* start *

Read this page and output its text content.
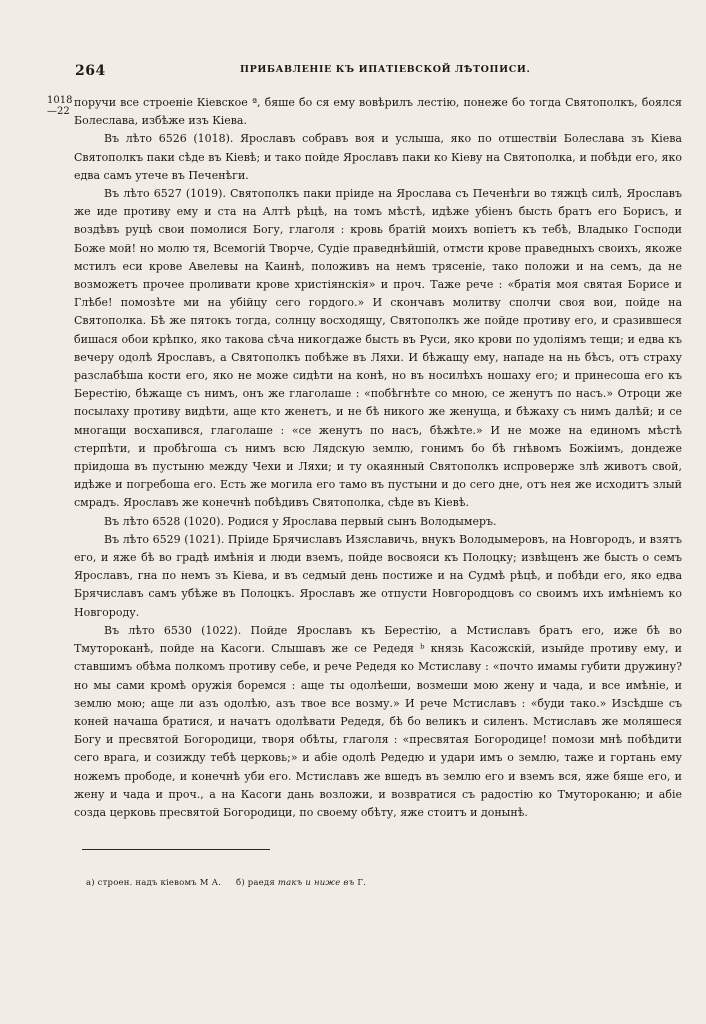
264	ПРИБАВЛЕНІЕ КЪ ИПАТІЕВСКОЙ ЛѢТОПИСИ.
1018
—22

поручи все строеніе Кіевское ª, бяше бо ся ему вовѣрилъ лестію, понеже бо тогда Святополкъ, боялся Болеслава, избѣже изъ Кіева.

Въ лѣто 6526 (1018). Ярославъ собравъ воя и услыша, яко по отшествіи Болеслава зъ Кіева Святополкъ паки сѣде въ Кіевѣ; и тако пойде Ярославъ паки ко Кіеву на Святополка, и побѣди его, яко едва самъ утече въ Печенѣги.

Въ лѣто 6527 (1019). Святополкъ паки пріиде на Ярослава съ Печенѣги во тяжцѣ силѣ, Ярославъ же иде противу ему и ста на Алтѣ рѣцѣ, на томъ мѣстѣ, идѣже убіенъ бысть братъ его Борисъ, и воздѣвъ руцѣ свои помолися Богу, глаголя : кровь братій моихъ вопіетъ къ тебѣ, Владыко Господи Боже мой! но молю тя, Всемогій Творче, Судіе праведнѣйшій, отмсти крове праведныхъ своихъ, якоже мстилъ еси крове Авелевы на Каинѣ, положивъ на немъ трясеніе, тако положи и на семъ, да не возможетъ прочее проливати крове христіянскія» и проч. Таже рече : «братія моя святая Борисе и Глѣбе! помозѣте ми на убійцу сего гордого.» И скончавъ молитву сполчи своя вои, пойде на Святополка. Бѣ же пятокъ тогда, солнцу восходящу, Святополкъ же пойде противу его, и сразившеся бишася обои крѣпко, яко такова сѣча никогдаже бысть въ Руси, яко крови по удолiямъ тещи; и едва къ вечеру одолѣ Ярославъ, а Святополкъ побѣже въ Ляхи. И бѣжащу ему, нападе на нь бѣсъ, отъ страху разслабѣша кости его, яко не можe сидѣти на конѣ, но въ носилѣхъ ношаху его; и принесоша его къ Берестію, бѣжаще съ нимъ, онъ же глаголаше : «побѣгнѣте со мною, се женутъ по насъ.» Отроци же посылаху противу видѣти, аще кто женетъ, и не бѣ никого же женуща, и бѣжаху съ нимъ далѣй; и се многащи восхапився, глаголаше : «се женутъ по насъ, бѣжѣте.» И не може на единомъ мѣстѣ стерпѣти, и пробѣгоша съ нимъ всю Лядскую землю, гонимъ бо бѣ гнѣвомъ Божіимъ, дондеже пріидоша въ пустыню между Чехи и Ляхи; и ту окаянный Святополкъ испровержe злѣ животъ свой, идѣже и погребоша его. Есть же могила его тамо въ пустыни и до сего дне, отъ нея же исходитъ злый смрадъ. Ярославъ же конечнѣ побѣдивъ Святополка, сѣде въ Кіевѣ.

Въ лѣто 6528 (1020). Родися у Ярослава первый сынъ Володымеръ.

Въ лѣто 6529 (1021). Пріиде Брячиславъ Изяславичь, внукъ Володымеровъ, на Новгородъ, и взятъ его, и яже бѣ во градѣ имѣнія и люди вземъ, пойде восвояси къ Полоцку; извѣщенъ же бысть о семъ Ярославъ, гна по немъ зъ Кіева, и въ седмый день постиже и на Судмѣ рѣцѣ, и побѣди его, яко едва Брячиславъ самъ убѣже въ Полоцкъ. Ярославъ же отпусти Новгородцовъ со своимъ ихъ имѣніемъ ко Новгороду.

Въ лѣто 6530 (1022). Пойде Ярославъ къ Берестію, а Мстиславъ братъ его, иже бѣ во Тмутороканѣ, пойде на Касоги. Слышавъ же се Редедя ᵇ князь Касожскій, изыйде противу ему, и ставшимъ обѣма полкомъ противу себе, и рече Редедя ко Мстиславу : «почто имамы губити дружину? но мы сами кромѣ оружія боремся : аще ты одолѣеши, возмеши мою жену и чада, и все имѣніе, и землю мою; аще ли азъ одолѣю, азъ твое все возму.» И рече Мстиславъ : «буди тако.» Изсѣдше съ коней начаша братися, и начатъ одолѣвати Редедя, бѣ бо великъ и силенъ. Мстиславъ же моляшеся Богу и пресвятой Богородици, творя обѣты, глаголя : «пресвятая Богородице! помози мнѣ побѣдити сего врага, и созижду тебѣ церковь;» и абіе одолѣ Редедю и удари имъ о землю, таже и гортань ему ножемъ прободе, и конечнѣ уби его. Мстиславъ же вшедъ въ землю его и вземъ вся, яже бяше его, и жену и чада и проч., а на Касоги дань возложи, и возвратися съ радостію ко Тмутороканю; и абіе созда церковь пресвятой Богородици, по своему обѣту, яже стоитъ и донынѣ.

а) строен. надъ кіевомъ М А. б) раедя такъ и ниже въ Г.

* end *

## THE TASK
Each entry should be repeated exactly as it appears; the pictures stay out.

## RESPONSE
Read this page and output its text content.
264	ПРИБАВЛЕНІЕ КЪ ИПАТІЕВСКОЙ ЛѢТОПИСИ.
1018
—22

поручи все строеніе Кіевское ª, бяше бо ся ему вовѣрилъ лестію, понеже бо тогда Святополкъ, боялся Болеслава, избѣже изъ Кіева.

Въ лѣто 6526 (1018). Ярославъ собравъ воя и услыша, яко по отшествіи Болеслава зъ Кіева Святополкъ паки сѣде въ Кіевѣ; и тако пойде Ярославъ паки ко Кіеву на Святополка, и побѣди его, яко едва самъ утече въ Печенѣги.

Въ лѣто 6527 (1019). Святополкъ паки пріиде на Ярослава съ Печенѣги во тяжцѣ силѣ, Ярославъ же иде противу ему и ста на Алтѣ рѣцѣ, на томъ мѣстѣ, идѣже убіенъ бысть братъ его Борисъ, и воздѣвъ руцѣ свои помолися Богу, глаголя : кровь братій моихъ вопіетъ къ тебѣ, Владыко Господи Боже мой! но молю тя, Всемогій Творче, Судіе праведнѣйшій, отмсти крове праведныхъ своихъ, якоже мстилъ еси крове Авелевы на Каинѣ, положивъ на немъ трясеніе, тако положи и на семъ, да не возможетъ прочее проливати крове христіянскія» и проч. Таже рече : «братія моя святая Борисе и Глѣбе! помозѣте ми на убійцу сего гордого.» И скончавъ молитву сполчи своя вои, пойде на Святополка. Бѣ же пятокъ тогда, солнцу восходящу, Святополкъ же пойде противу его, и сразившеся бишася обои крѣпко, яко такова сѣча никогдаже бысть въ Руси, яко крови по удолiямъ тещи; и едва къ вечеру одолѣ Ярославъ, а Святополкъ побѣже въ Ляхи. И бѣжащу ему, нападе на нь бѣсъ, отъ страху разслабѣша кости его, яко не можe сидѣти на конѣ, но въ носилѣхъ ношаху его; и принесоша его къ Берестію, бѣжаще съ нимъ, онъ же глаголаше : «побѣгнѣте со мною, се женутъ по насъ.» Отроци же посылаху противу видѣти, аще кто женетъ, и не бѣ никого же женуща, и бѣжаху съ нимъ далѣй; и се многащи восхапився, глаголаше : «се женутъ по насъ, бѣжѣте.» И не може на единомъ мѣстѣ стерпѣти, и пробѣгоша съ нимъ всю Лядскую землю, гонимъ бо бѣ гнѣвомъ Божіимъ, дондеже пріидоша въ пустыню между Чехи и Ляхи; и ту окаянный Святополкъ испровержe злѣ животъ свой, идѣже и погребоша его. Есть же могила его тамо въ пустыни и до сего дне, отъ нея же исходитъ злый смрадъ. Ярославъ же конечнѣ побѣдивъ Святополка, сѣде въ Кіевѣ.

Въ лѣто 6528 (1020). Родися у Ярослава первый сынъ Володымеръ.

Въ лѣто 6529 (1021). Пріиде Брячиславъ Изяславичь, внукъ Володымеровъ, на Новгородъ, и взятъ его, и яже бѣ во градѣ имѣнія и люди вземъ, пойде восвояси къ Полоцку; извѣщенъ же бысть о семъ Ярославъ, гна по немъ зъ Кіева, и въ седмый день постиже и на Судмѣ рѣцѣ, и побѣди его, яко едва Брячиславъ самъ убѣже въ Полоцкъ. Ярославъ же отпусти Новгородцовъ со своимъ ихъ имѣніемъ ко Новгороду.

Въ лѣто 6530 (1022). Пойде Ярославъ къ Берестію, а Мстиславъ братъ его, иже бѣ во Тмутороканѣ, пойде на Касоги. Слышавъ же се Редедя ᵇ князь Касожскій, изыйде противу ему, и ставшимъ обѣма полкомъ противу себе, и рече Редедя ко Мстиславу : «почто имамы губити дружину? но мы сами кромѣ оружія боремся : аще ты одолѣеши, возмеши мою жену и чада, и все имѣніе, и землю мою; аще ли азъ одолѣю, азъ твое все возму.» И рече Мстиславъ : «буди тако.» Изсѣдше съ коней начаша братися, и начатъ одолѣвати Редедя, бѣ бо великъ и силенъ. Мстиславъ же моляшеся Богу и пресвятой Богородици, творя обѣты, глаголя : «пресвятая Богородице! помози мнѣ побѣдити сего врага, и созижду тебѣ церковь;» и абіе одолѣ Редедю и удари имъ о землю, таже и гортань ему ножемъ прободе, и конечнѣ уби его. Мстиславъ же вшедъ въ землю его и вземъ вся, яже бяше его, и жену и чада и проч., а на Касоги дань возложи, и возвратися съ радостію ко Тмутороканю; и абіе созда церковь пресвятой Богородици, по своему обѣту, яже стоитъ и донынѣ.

а) строен. надъ кіевомъ М А. б) раедя такъ и ниже въ Г.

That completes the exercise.